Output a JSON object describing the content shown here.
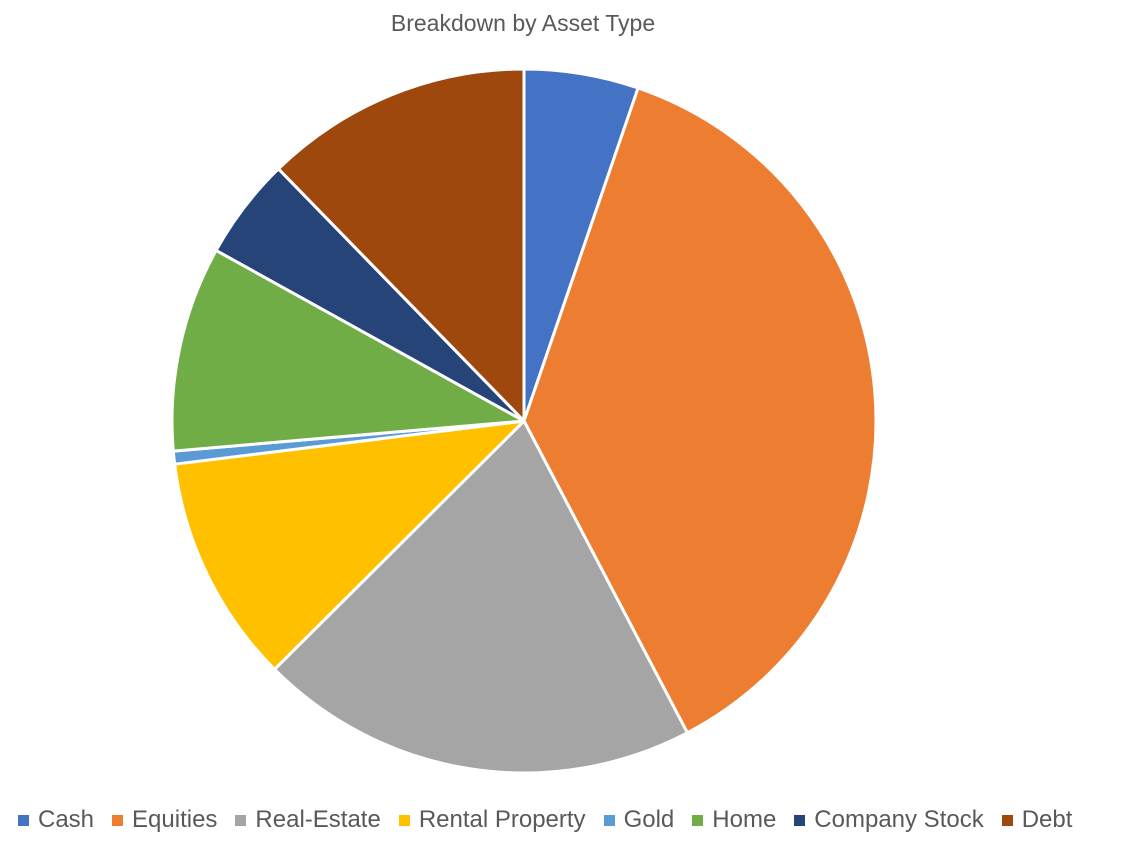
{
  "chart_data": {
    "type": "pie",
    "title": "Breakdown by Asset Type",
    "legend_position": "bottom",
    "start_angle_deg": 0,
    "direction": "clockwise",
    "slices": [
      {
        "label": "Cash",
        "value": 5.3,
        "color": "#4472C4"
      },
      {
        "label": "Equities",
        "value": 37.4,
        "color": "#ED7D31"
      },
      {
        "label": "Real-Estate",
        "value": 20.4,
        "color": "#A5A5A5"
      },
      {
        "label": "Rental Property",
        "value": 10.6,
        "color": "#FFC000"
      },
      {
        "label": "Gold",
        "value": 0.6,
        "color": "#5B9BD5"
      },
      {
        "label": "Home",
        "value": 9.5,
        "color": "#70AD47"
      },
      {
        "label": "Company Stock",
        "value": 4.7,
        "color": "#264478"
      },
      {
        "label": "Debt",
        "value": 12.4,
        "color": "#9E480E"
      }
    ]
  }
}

- **Exercise instructions**: Which lines above contain "value"? Show each of them.

- **Correct output**:
        "value": 5.3,
        "value": 37.4,
        "value": 20.4,
        "value": 10.6,
        "value": 0.6,
        "value": 9.5,
        "value": 4.7,
        "value": 12.4,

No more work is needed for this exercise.